● **DATA SHOWN**
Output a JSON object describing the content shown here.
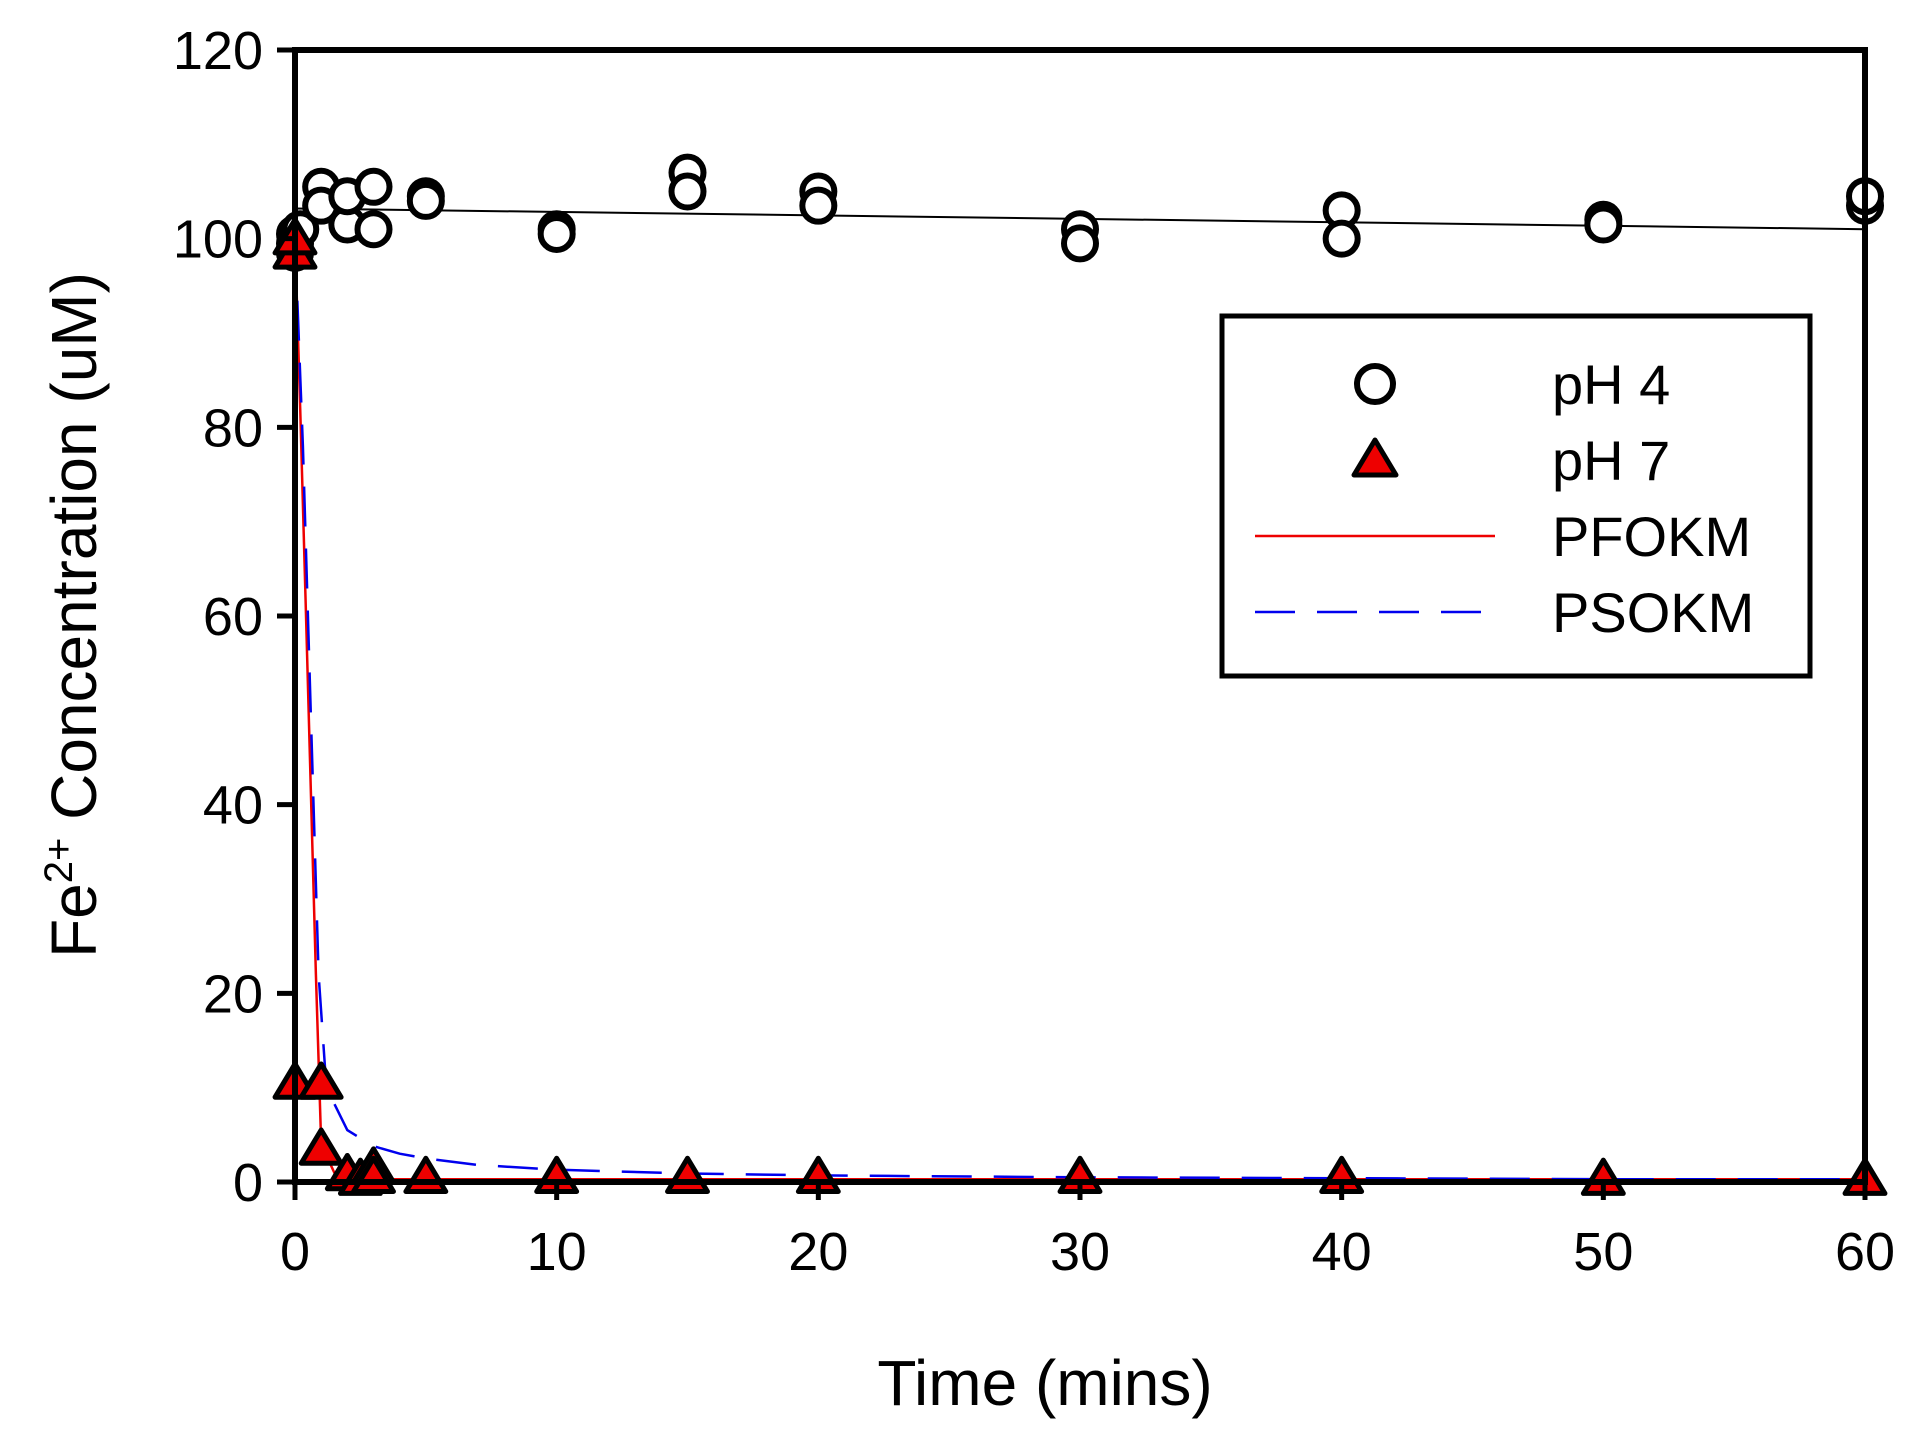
{
  "chart_data": {
    "type": "scatter",
    "title": "",
    "xlabel": "Time (mins)",
    "ylabel_main": "Fe",
    "ylabel_sup": "2+",
    "ylabel_rest": " Concentration (uM)",
    "xlim": [
      0,
      60
    ],
    "ylim": [
      0,
      120
    ],
    "xticks": [
      0,
      10,
      20,
      30,
      40,
      50,
      60
    ],
    "yticks": [
      0,
      20,
      40,
      60,
      80,
      100,
      120
    ],
    "grid": false,
    "legend_position": "top-right",
    "series": [
      {
        "name": "pH 4",
        "kind": "points",
        "marker": "circle-open",
        "color": "#000000",
        "points": [
          [
            0,
            100.5
          ],
          [
            0,
            99.5
          ],
          [
            0,
            98.5
          ],
          [
            0.2,
            101.0
          ],
          [
            1,
            105.5
          ],
          [
            1,
            103.5
          ],
          [
            2,
            101.5
          ],
          [
            2,
            104.5
          ],
          [
            3,
            105.5
          ],
          [
            3,
            101.0
          ],
          [
            5,
            104.5
          ],
          [
            5,
            104.0
          ],
          [
            10,
            101.0
          ],
          [
            10,
            100.5
          ],
          [
            15,
            107.0
          ],
          [
            15,
            105.0
          ],
          [
            20,
            105.0
          ],
          [
            20,
            103.5
          ],
          [
            30,
            101.0
          ],
          [
            30,
            99.5
          ],
          [
            40,
            103.0
          ],
          [
            40,
            100.0
          ],
          [
            50,
            102.0
          ],
          [
            50,
            101.5
          ],
          [
            60,
            103.5
          ],
          [
            60,
            104.5
          ]
        ]
      },
      {
        "name": "pH 7",
        "kind": "points",
        "marker": "triangle",
        "color": "#ee0000",
        "points": [
          [
            0,
            98.5
          ],
          [
            0,
            100.0
          ],
          [
            0,
            10.5
          ],
          [
            1,
            10.5
          ],
          [
            1,
            3.5
          ],
          [
            2,
            0.8
          ],
          [
            2.5,
            0.3
          ],
          [
            3,
            1.5
          ],
          [
            3,
            0.5
          ],
          [
            5,
            0.5
          ],
          [
            10,
            0.5
          ],
          [
            15,
            0.5
          ],
          [
            20,
            0.5
          ],
          [
            30,
            0.5
          ],
          [
            40,
            0.5
          ],
          [
            50,
            0.3
          ],
          [
            60,
            0.3
          ]
        ]
      },
      {
        "name": "pH 4 fit",
        "kind": "line",
        "legend": false,
        "color": "#000000",
        "points": [
          [
            0,
            103.2
          ],
          [
            60,
            101.0
          ]
        ]
      },
      {
        "name": "PFOKM",
        "kind": "line",
        "style": "solid",
        "color": "#ee0000",
        "points": [
          [
            0,
            100
          ],
          [
            0.2,
            82
          ],
          [
            0.4,
            62
          ],
          [
            0.6,
            42
          ],
          [
            0.8,
            22
          ],
          [
            1.0,
            4.0
          ],
          [
            1.5,
            1.0
          ],
          [
            2,
            0.5
          ],
          [
            3,
            0.3
          ],
          [
            5,
            0.3
          ],
          [
            10,
            0.3
          ],
          [
            20,
            0.3
          ],
          [
            30,
            0.3
          ],
          [
            40,
            0.3
          ],
          [
            50,
            0.3
          ],
          [
            60,
            0.3
          ]
        ]
      },
      {
        "name": "PSOKM",
        "kind": "line",
        "style": "dashed",
        "color": "#0000ee",
        "points": [
          [
            0,
            100
          ],
          [
            0.3,
            78
          ],
          [
            0.6,
            50
          ],
          [
            0.9,
            22
          ],
          [
            1.2,
            10
          ],
          [
            2,
            5.5
          ],
          [
            3,
            3.8
          ],
          [
            4,
            3.0
          ],
          [
            5,
            2.5
          ],
          [
            7,
            1.8
          ],
          [
            10,
            1.3
          ],
          [
            15,
            0.9
          ],
          [
            20,
            0.7
          ],
          [
            30,
            0.5
          ],
          [
            40,
            0.4
          ],
          [
            50,
            0.3
          ],
          [
            60,
            0.3
          ]
        ]
      }
    ]
  }
}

● **OBJECTIVE**
Every line in the data above that contains "name" needs to be copied.

● **RESPONSE FOR THIS EXERCISE**
        "name": "pH 4",
        "name": "pH 7",
        "name": "pH 4 fit",
        "name": "PFOKM",
        "name": "PSOKM",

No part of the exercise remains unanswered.